**Exercise data**:
((

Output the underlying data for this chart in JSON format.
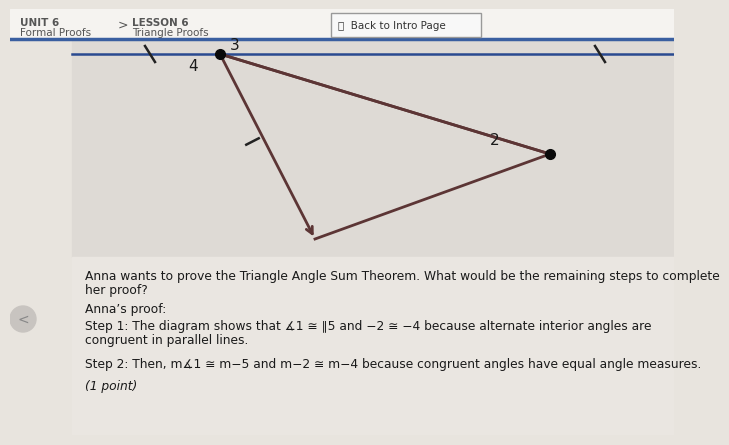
{
  "bg_color": "#e8e4de",
  "header_bg": "#f5f3f0",
  "header_line_color": "#3a5fa0",
  "unit_label": "UNIT 6",
  "unit_sub": "Formal Proofs",
  "lesson_label": "LESSON 6",
  "lesson_sub": "Triangle Proofs",
  "button_label": "Back to Intro Page",
  "diagram_bg": "#dedad5",
  "text_color": "#1a1a1a",
  "question_text_line1": "Anna wants to prove the Triangle Angle Sum Theorem. What would be the remaining steps to complete",
  "question_text_line2": "her proof?",
  "proof_label": "Anna’s proof:",
  "step1_line1": "Step 1: The diagram shows that ∡1 ≅ ∥5 and −2 ≅ −4 because alternate interior angles are",
  "step1_line2": "congruent in parallel lines.",
  "step2_text": "Step 2: Then, m∡1 ≅ m−5 and m−2 ≅ m−4 because congruent angles have equal angle measures.",
  "point_text": "(1 point)",
  "line_color": "#5c3535",
  "dot_color": "#0a0a0a",
  "parallel_line_color": "#2a4a90",
  "tick_color": "#222222",
  "header_text_color": "#555555",
  "nav_color": "#c8c4c0",
  "nav_text_color": "#888888"
}
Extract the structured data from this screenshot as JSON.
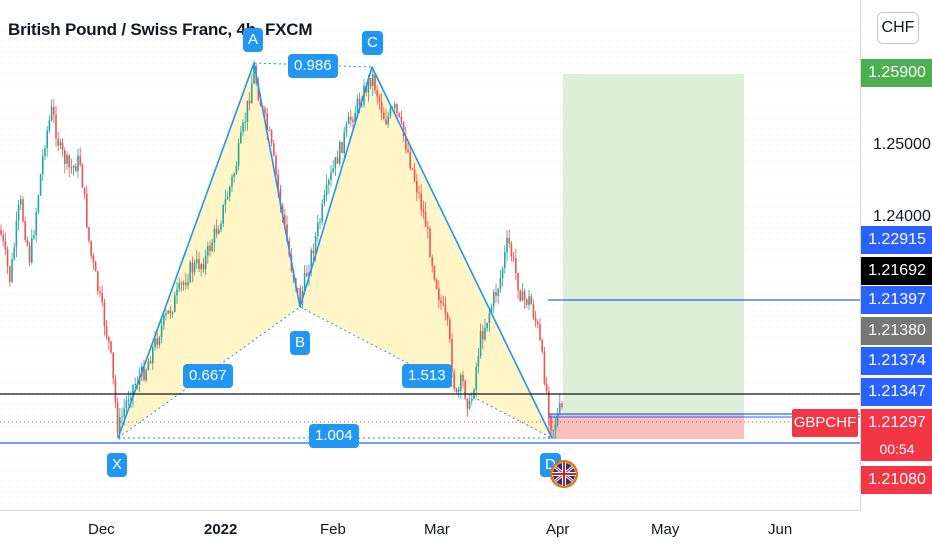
{
  "chart_title": "British Pound / Swiss Franc, 4h, FXCM",
  "currency_button": "CHF",
  "symbol_tag": "GBPCHF",
  "countdown": "00:54",
  "pattern_points": {
    "X": "X",
    "A": "A",
    "B": "B",
    "C": "C",
    "D": "D"
  },
  "ratios": {
    "xb": "0.667",
    "ac": "0.986",
    "bd": "1.513",
    "xd": "1.004"
  },
  "x_axis_ticks": [
    "Dec",
    "2022",
    "Feb",
    "Mar",
    "Apr",
    "May",
    "Jun"
  ],
  "y_axis_ticks": [
    "1.25000",
    "1.24000"
  ],
  "price_badges": {
    "target": "1.25900",
    "p1": "1.22915",
    "last": "1.21692",
    "p2": "1.21397",
    "p3": "1.21380",
    "p4": "1.21374",
    "p5": "1.21347",
    "current": "1.21297",
    "stop": "1.21080"
  },
  "colors": {
    "candle_up": "#26a69a",
    "candle_down": "#ef5350",
    "pattern_fill": "#fff3b8",
    "pattern_line": "#2196f3",
    "target_zone": "#d8ecd0",
    "stop_zone": "#f7b4b4",
    "badge_blue": "#2962ff",
    "badge_green": "#4caf50",
    "badge_black": "#000000",
    "badge_gray": "#777777",
    "badge_red": "#f23645"
  },
  "chart_data": {
    "type": "candlestick",
    "title": "British Pound / Swiss Franc, 4h, FXCM",
    "x": [
      "Dec",
      "2022",
      "Feb",
      "Mar",
      "Apr",
      "May",
      "Jun"
    ],
    "ylim": [
      1.205,
      1.262
    ],
    "harmonic_pattern": {
      "X": 1.2115,
      "A": 1.2565,
      "B": 1.2195,
      "C": 1.256,
      "D": 1.2115
    },
    "levels": [
      1.259,
      1.22915,
      1.21692,
      1.21397,
      1.2138,
      1.21374,
      1.21347,
      1.21297,
      1.2108
    ]
  }
}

))

**Work to do**: In your copy, repeat each record exactly and include no pictures.

**Response**:
Output the underlying data for this chart in JSON format.
{
  "bg_color": "#e8e4de",
  "header_bg": "#f5f3f0",
  "header_line_color": "#3a5fa0",
  "unit_label": "UNIT 6",
  "unit_sub": "Formal Proofs",
  "lesson_label": "LESSON 6",
  "lesson_sub": "Triangle Proofs",
  "button_label": "Back to Intro Page",
  "diagram_bg": "#dedad5",
  "text_color": "#1a1a1a",
  "question_text_line1": "Anna wants to prove the Triangle Angle Sum Theorem. What would be the remaining steps to complete",
  "question_text_line2": "her proof?",
  "proof_label": "Anna’s proof:",
  "step1_line1": "Step 1: The diagram shows that ∡1 ≅ ∥5 and −2 ≅ −4 because alternate interior angles are",
  "step1_line2": "congruent in parallel lines.",
  "step2_text": "Step 2: Then, m∡1 ≅ m−5 and m−2 ≅ m−4 because congruent angles have equal angle measures.",
  "point_text": "(1 point)",
  "line_color": "#5c3535",
  "dot_color": "#0a0a0a",
  "parallel_line_color": "#2a4a90",
  "tick_color": "#222222",
  "header_text_color": "#555555",
  "nav_color": "#c8c4c0",
  "nav_text_color": "#888888"
}
Extract the structured data from this screenshot as JSON.
{
  "chart_title": "British Pound / Swiss Franc, 4h, FXCM",
  "currency_button": "CHF",
  "symbol_tag": "GBPCHF",
  "countdown": "00:54",
  "pattern_points": {
    "X": "X",
    "A": "A",
    "B": "B",
    "C": "C",
    "D": "D"
  },
  "ratios": {
    "xb": "0.667",
    "ac": "0.986",
    "bd": "1.513",
    "xd": "1.004"
  },
  "x_axis_ticks": [
    "Dec",
    "2022",
    "Feb",
    "Mar",
    "Apr",
    "May",
    "Jun"
  ],
  "y_axis_ticks": [
    "1.25000",
    "1.24000"
  ],
  "price_badges": {
    "target": "1.25900",
    "p1": "1.22915",
    "last": "1.21692",
    "p2": "1.21397",
    "p3": "1.21380",
    "p4": "1.21374",
    "p5": "1.21347",
    "current": "1.21297",
    "stop": "1.21080"
  },
  "colors": {
    "candle_up": "#26a69a",
    "candle_down": "#ef5350",
    "pattern_fill": "#fff3b8",
    "pattern_line": "#2196f3",
    "target_zone": "#d8ecd0",
    "stop_zone": "#f7b4b4",
    "badge_blue": "#2962ff",
    "badge_green": "#4caf50",
    "badge_black": "#000000",
    "badge_gray": "#777777",
    "badge_red": "#f23645"
  },
  "chart_data": {
    "type": "candlestick",
    "title": "British Pound / Swiss Franc, 4h, FXCM",
    "x": [
      "Dec",
      "2022",
      "Feb",
      "Mar",
      "Apr",
      "May",
      "Jun"
    ],
    "ylim": [
      1.205,
      1.262
    ],
    "harmonic_pattern": {
      "X": 1.2115,
      "A": 1.2565,
      "B": 1.2195,
      "C": 1.256,
      "D": 1.2115
    },
    "levels": [
      1.259,
      1.22915,
      1.21692,
      1.21397,
      1.2138,
      1.21374,
      1.21347,
      1.21297,
      1.2108
    ]
  }
}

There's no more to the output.